* begin *

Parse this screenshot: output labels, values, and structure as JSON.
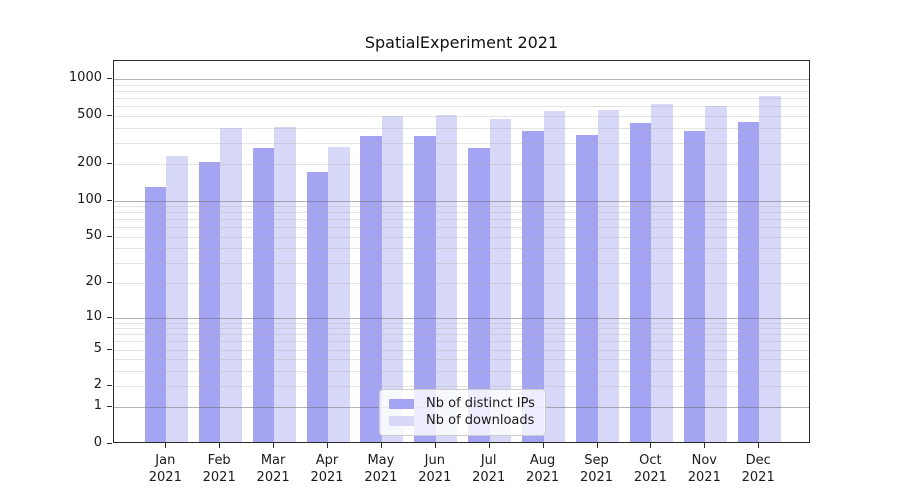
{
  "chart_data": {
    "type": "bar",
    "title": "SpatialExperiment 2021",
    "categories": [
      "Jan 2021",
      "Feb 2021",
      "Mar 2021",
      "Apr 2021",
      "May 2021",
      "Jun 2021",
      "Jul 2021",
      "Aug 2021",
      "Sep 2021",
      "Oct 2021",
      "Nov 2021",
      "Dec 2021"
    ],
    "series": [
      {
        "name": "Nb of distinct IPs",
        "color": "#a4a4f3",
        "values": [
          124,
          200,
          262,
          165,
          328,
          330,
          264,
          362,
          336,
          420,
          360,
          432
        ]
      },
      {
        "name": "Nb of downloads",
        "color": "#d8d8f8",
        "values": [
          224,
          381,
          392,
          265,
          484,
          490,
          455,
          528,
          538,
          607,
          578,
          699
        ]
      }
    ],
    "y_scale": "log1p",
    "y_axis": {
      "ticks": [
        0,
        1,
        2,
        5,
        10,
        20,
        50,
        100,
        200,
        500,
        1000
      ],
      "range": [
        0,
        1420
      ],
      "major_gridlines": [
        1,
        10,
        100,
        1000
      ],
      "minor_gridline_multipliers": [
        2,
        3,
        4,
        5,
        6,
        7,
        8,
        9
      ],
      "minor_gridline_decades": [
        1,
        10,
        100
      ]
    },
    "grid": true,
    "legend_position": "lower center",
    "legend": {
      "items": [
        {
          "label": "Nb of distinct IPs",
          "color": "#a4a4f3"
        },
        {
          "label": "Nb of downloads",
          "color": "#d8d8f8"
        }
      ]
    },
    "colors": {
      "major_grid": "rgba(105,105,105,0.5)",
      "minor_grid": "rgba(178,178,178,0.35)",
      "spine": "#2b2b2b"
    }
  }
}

* end *

--- STATED PROBLEM ---
Look for "rgba" and pull out every line that has it.

--- FULL ANSWER ---
      "major_grid": "rgba(105,105,105,0.5)",
      "minor_grid": "rgba(178,178,178,0.35)",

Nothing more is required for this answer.